| TASK DESCRIPTION |
All records must be quoted exactly. Omit the pictures.

| SUPPLIED MATERIAL |
--- begin ---

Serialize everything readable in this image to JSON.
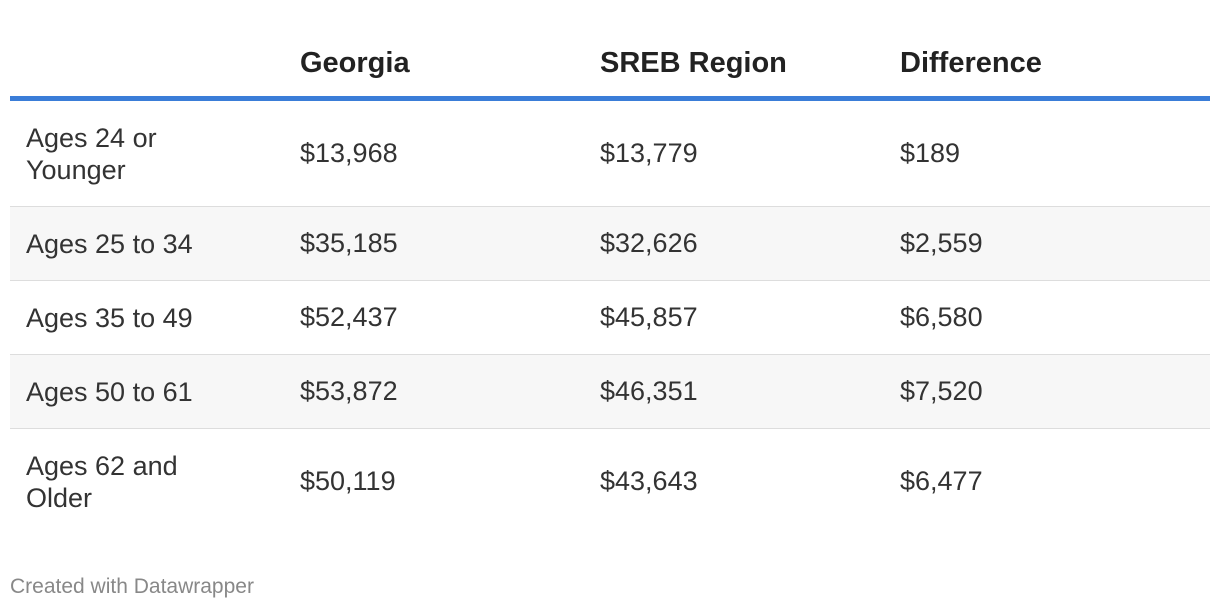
{
  "chart_data": {
    "type": "table",
    "columns": [
      "",
      "Georgia",
      "SREB Region",
      "Difference"
    ],
    "rows": [
      {
        "label": "Ages 24 or Younger",
        "georgia": "$13,968",
        "sreb": "$13,779",
        "difference": "$189"
      },
      {
        "label": "Ages 25 to 34",
        "georgia": "$35,185",
        "sreb": "$32,626",
        "difference": "$2,559"
      },
      {
        "label": "Ages 35 to 49",
        "georgia": "$52,437",
        "sreb": "$45,857",
        "difference": "$6,580"
      },
      {
        "label": "Ages 50 to 61",
        "georgia": "$53,872",
        "sreb": "$46,351",
        "difference": "$7,520"
      },
      {
        "label": "Ages 62 and Older",
        "georgia": "$50,119",
        "sreb": "$43,643",
        "difference": "$6,477"
      }
    ]
  },
  "footer": {
    "credit": "Created with Datawrapper"
  },
  "colors": {
    "header_rule": "#3a7dd8",
    "stripe": "#f7f7f7",
    "row_divider": "#dddddd"
  }
}
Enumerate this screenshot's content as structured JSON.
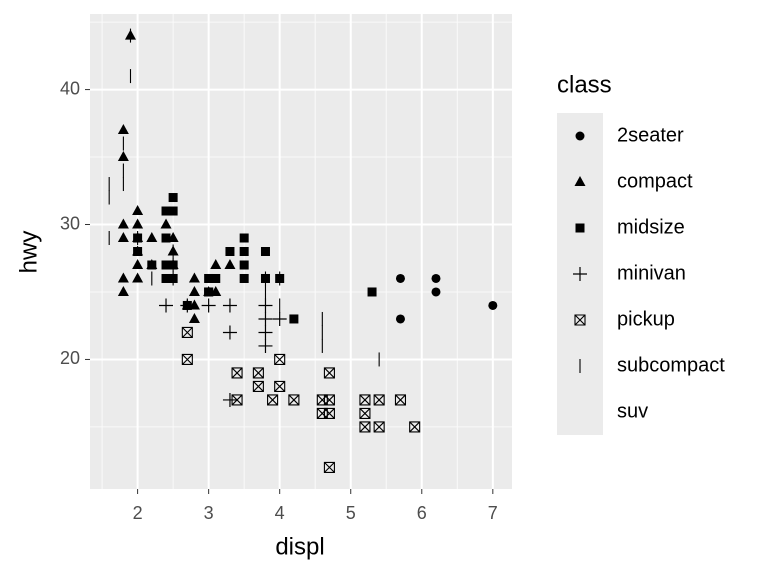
{
  "chart_data": {
    "type": "scatter",
    "x_label": "displ",
    "y_label": "hwy",
    "legend_title": "class",
    "xlim": [
      1.33,
      7.27
    ],
    "ylim": [
      10.4,
      45.6
    ],
    "xticks": [
      2,
      3,
      4,
      5,
      6,
      7
    ],
    "yticks": [
      20,
      30,
      40
    ],
    "grid": true,
    "legend": "right",
    "series": [
      {
        "name": "2seater",
        "shape": "circle",
        "color": "#000000",
        "x": [
          5.7,
          5.7,
          6.2,
          6.2,
          7.0
        ],
        "values": [
          26,
          23,
          26,
          25,
          24
        ]
      },
      {
        "name": "compact",
        "shape": "triangle",
        "color": "#000000",
        "x": [
          1.8,
          1.8,
          2.0,
          2.0,
          2.8,
          2.8,
          3.1,
          1.8,
          1.8,
          2.0,
          2.0,
          2.8,
          3.1,
          3.0,
          1.8,
          1.8,
          2.0,
          2.2,
          2.4,
          2.5,
          2.5,
          2.2,
          2.5,
          2.7,
          2.8,
          1.9,
          3.3,
          2.0
        ],
        "values": [
          29,
          26,
          31,
          30,
          26,
          24,
          27,
          25,
          37,
          28,
          27,
          25,
          25,
          25,
          35,
          30,
          29,
          27,
          30,
          29,
          28,
          29,
          27,
          24,
          23,
          44,
          27,
          26
        ]
      },
      {
        "name": "midsize",
        "shape": "square",
        "color": "#000000",
        "x": [
          2.4,
          2.5,
          3.0,
          3.3,
          3.5,
          3.5,
          3.8,
          4.0,
          2.2,
          2.4,
          2.4,
          2.5,
          3.5,
          2.5,
          3.0,
          3.1,
          3.5,
          3.8,
          5.3,
          4.2,
          2.0,
          2.4,
          2.7,
          2.0,
          2.5,
          3.0
        ],
        "values": [
          27,
          26,
          26,
          28,
          29,
          28,
          26,
          26,
          27,
          29,
          31,
          32,
          26,
          31,
          25,
          26,
          27,
          28,
          25,
          23,
          28,
          26,
          24,
          29,
          27,
          25
        ]
      },
      {
        "name": "minivan",
        "shape": "plus",
        "color": "#000000",
        "x": [
          2.4,
          3.0,
          3.3,
          3.3,
          3.8,
          3.8,
          3.8,
          4.0,
          3.3,
          3.8,
          2.7
        ],
        "values": [
          24,
          24,
          22,
          24,
          21,
          22,
          23,
          23,
          17,
          24,
          24
        ]
      },
      {
        "name": "pickup",
        "shape": "boxcross",
        "color": "#000000",
        "x": [
          2.7,
          2.7,
          3.4,
          3.4,
          3.7,
          3.7,
          3.9,
          4.0,
          4.0,
          4.2,
          4.6,
          4.6,
          4.7,
          4.7,
          4.7,
          4.7,
          5.2,
          5.2,
          5.2,
          5.4,
          5.4,
          5.7,
          5.9
        ],
        "values": [
          20,
          22,
          19,
          17,
          18,
          19,
          17,
          18,
          20,
          17,
          17,
          16,
          12,
          16,
          17,
          19,
          17,
          16,
          15,
          17,
          15,
          17,
          15
        ]
      },
      {
        "name": "subcompact",
        "shape": "asterisk",
        "color": "#000000",
        "x": [
          1.6,
          1.6,
          1.6,
          1.8,
          1.8,
          1.8,
          1.9,
          1.9,
          2.0,
          2.2,
          2.5,
          2.5,
          3.8,
          3.8,
          4.0,
          4.0,
          4.6,
          4.6,
          4.6,
          5.4,
          2.5
        ],
        "values": [
          33,
          32,
          29,
          34,
          36,
          33,
          44,
          41,
          29,
          26,
          28,
          26,
          25,
          26,
          26,
          24,
          21,
          22,
          23,
          20,
          27
        ]
      },
      {
        "name": "suv",
        "shape": "none",
        "color": "#000000",
        "x": [],
        "values": []
      }
    ]
  }
}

--- end ---

| TASK ANSWER |
Serialize everything readable in this image to JSON.
{
  "chart_data": {
    "type": "table",
    "columns": [
      "",
      "Georgia",
      "SREB Region",
      "Difference"
    ],
    "rows": [
      {
        "label": "Ages 24 or Younger",
        "georgia": "$13,968",
        "sreb": "$13,779",
        "difference": "$189"
      },
      {
        "label": "Ages 25 to 34",
        "georgia": "$35,185",
        "sreb": "$32,626",
        "difference": "$2,559"
      },
      {
        "label": "Ages 35 to 49",
        "georgia": "$52,437",
        "sreb": "$45,857",
        "difference": "$6,580"
      },
      {
        "label": "Ages 50 to 61",
        "georgia": "$53,872",
        "sreb": "$46,351",
        "difference": "$7,520"
      },
      {
        "label": "Ages 62 and Older",
        "georgia": "$50,119",
        "sreb": "$43,643",
        "difference": "$6,477"
      }
    ]
  },
  "footer": {
    "credit": "Created with Datawrapper"
  },
  "colors": {
    "header_rule": "#3a7dd8",
    "stripe": "#f7f7f7",
    "row_divider": "#dddddd"
  }
}
Enumerate this screenshot's content as structured JSON.
{
  "chart_data": {
    "type": "scatter",
    "x_label": "displ",
    "y_label": "hwy",
    "legend_title": "class",
    "xlim": [
      1.33,
      7.27
    ],
    "ylim": [
      10.4,
      45.6
    ],
    "xticks": [
      2,
      3,
      4,
      5,
      6,
      7
    ],
    "yticks": [
      20,
      30,
      40
    ],
    "grid": true,
    "legend": "right",
    "series": [
      {
        "name": "2seater",
        "shape": "circle",
        "color": "#000000",
        "x": [
          5.7,
          5.7,
          6.2,
          6.2,
          7.0
        ],
        "values": [
          26,
          23,
          26,
          25,
          24
        ]
      },
      {
        "name": "compact",
        "shape": "triangle",
        "color": "#000000",
        "x": [
          1.8,
          1.8,
          2.0,
          2.0,
          2.8,
          2.8,
          3.1,
          1.8,
          1.8,
          2.0,
          2.0,
          2.8,
          3.1,
          3.0,
          1.8,
          1.8,
          2.0,
          2.2,
          2.4,
          2.5,
          2.5,
          2.2,
          2.5,
          2.7,
          2.8,
          1.9,
          3.3,
          2.0
        ],
        "values": [
          29,
          26,
          31,
          30,
          26,
          24,
          27,
          25,
          37,
          28,
          27,
          25,
          25,
          25,
          35,
          30,
          29,
          27,
          30,
          29,
          28,
          29,
          27,
          24,
          23,
          44,
          27,
          26
        ]
      },
      {
        "name": "midsize",
        "shape": "square",
        "color": "#000000",
        "x": [
          2.4,
          2.5,
          3.0,
          3.3,
          3.5,
          3.5,
          3.8,
          4.0,
          2.2,
          2.4,
          2.4,
          2.5,
          3.5,
          2.5,
          3.0,
          3.1,
          3.5,
          3.8,
          5.3,
          4.2,
          2.0,
          2.4,
          2.7,
          2.0,
          2.5,
          3.0
        ],
        "values": [
          27,
          26,
          26,
          28,
          29,
          28,
          26,
          26,
          27,
          29,
          31,
          32,
          26,
          31,
          25,
          26,
          27,
          28,
          25,
          23,
          28,
          26,
          24,
          29,
          27,
          25
        ]
      },
      {
        "name": "minivan",
        "shape": "plus",
        "color": "#000000",
        "x": [
          2.4,
          3.0,
          3.3,
          3.3,
          3.8,
          3.8,
          3.8,
          4.0,
          3.3,
          3.8,
          2.7
        ],
        "values": [
          24,
          24,
          22,
          24,
          21,
          22,
          23,
          23,
          17,
          24,
          24
        ]
      },
      {
        "name": "pickup",
        "shape": "boxcross",
        "color": "#000000",
        "x": [
          2.7,
          2.7,
          3.4,
          3.4,
          3.7,
          3.7,
          3.9,
          4.0,
          4.0,
          4.2,
          4.6,
          4.6,
          4.7,
          4.7,
          4.7,
          4.7,
          5.2,
          5.2,
          5.2,
          5.4,
          5.4,
          5.7,
          5.9
        ],
        "values": [
          20,
          22,
          19,
          17,
          18,
          19,
          17,
          18,
          20,
          17,
          17,
          16,
          12,
          16,
          17,
          19,
          17,
          16,
          15,
          17,
          15,
          17,
          15
        ]
      },
      {
        "name": "subcompact",
        "shape": "asterisk",
        "color": "#000000",
        "x": [
          1.6,
          1.6,
          1.6,
          1.8,
          1.8,
          1.8,
          1.9,
          1.9,
          2.0,
          2.2,
          2.5,
          2.5,
          3.8,
          3.8,
          4.0,
          4.0,
          4.6,
          4.6,
          4.6,
          5.4,
          2.5
        ],
        "values": [
          33,
          32,
          29,
          34,
          36,
          33,
          44,
          41,
          29,
          26,
          28,
          26,
          25,
          26,
          26,
          24,
          21,
          22,
          23,
          20,
          27
        ]
      },
      {
        "name": "suv",
        "shape": "none",
        "color": "#000000",
        "x": [],
        "values": []
      }
    ]
  }
}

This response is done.